## [Set problem]
Read the listing below and copy out every line that holds "网外业成果记录".

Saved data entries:
========================
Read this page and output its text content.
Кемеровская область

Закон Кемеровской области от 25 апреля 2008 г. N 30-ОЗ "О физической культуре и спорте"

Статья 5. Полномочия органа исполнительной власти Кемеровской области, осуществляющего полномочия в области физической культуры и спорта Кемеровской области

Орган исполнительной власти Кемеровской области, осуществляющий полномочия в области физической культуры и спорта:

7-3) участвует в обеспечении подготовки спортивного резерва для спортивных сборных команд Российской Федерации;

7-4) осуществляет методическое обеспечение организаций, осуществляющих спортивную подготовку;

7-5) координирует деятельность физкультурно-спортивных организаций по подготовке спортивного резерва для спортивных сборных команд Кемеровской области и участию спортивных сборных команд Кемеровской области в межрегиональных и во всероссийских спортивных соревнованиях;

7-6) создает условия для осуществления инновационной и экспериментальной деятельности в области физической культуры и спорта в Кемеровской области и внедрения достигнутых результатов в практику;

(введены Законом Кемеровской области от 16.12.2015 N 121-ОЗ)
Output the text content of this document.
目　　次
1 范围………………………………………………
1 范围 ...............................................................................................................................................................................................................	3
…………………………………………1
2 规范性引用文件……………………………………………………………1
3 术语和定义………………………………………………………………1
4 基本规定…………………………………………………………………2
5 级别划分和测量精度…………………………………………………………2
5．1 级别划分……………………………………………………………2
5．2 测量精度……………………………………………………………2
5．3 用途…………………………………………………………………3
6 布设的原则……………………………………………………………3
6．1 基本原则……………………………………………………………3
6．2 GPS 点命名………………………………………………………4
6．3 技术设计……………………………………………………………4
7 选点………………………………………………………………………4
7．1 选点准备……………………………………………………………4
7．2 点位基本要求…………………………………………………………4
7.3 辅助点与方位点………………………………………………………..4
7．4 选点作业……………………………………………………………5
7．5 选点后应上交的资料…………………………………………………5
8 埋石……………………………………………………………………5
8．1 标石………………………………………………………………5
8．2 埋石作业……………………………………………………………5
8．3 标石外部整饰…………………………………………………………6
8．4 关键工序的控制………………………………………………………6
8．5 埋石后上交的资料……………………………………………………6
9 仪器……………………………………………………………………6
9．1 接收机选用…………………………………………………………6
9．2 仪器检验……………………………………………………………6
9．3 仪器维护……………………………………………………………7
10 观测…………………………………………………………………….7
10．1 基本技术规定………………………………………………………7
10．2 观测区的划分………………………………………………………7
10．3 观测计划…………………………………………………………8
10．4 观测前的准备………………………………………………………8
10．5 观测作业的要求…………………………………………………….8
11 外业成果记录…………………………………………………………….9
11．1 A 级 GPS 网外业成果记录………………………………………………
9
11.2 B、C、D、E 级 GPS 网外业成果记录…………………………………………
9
========================
## [Solution to the exercise]
11．1 A 级 GPS 网外业成果记录………………………………………………
11.2 B、C、D、E 级 GPS 网外业成果记录…………………………………………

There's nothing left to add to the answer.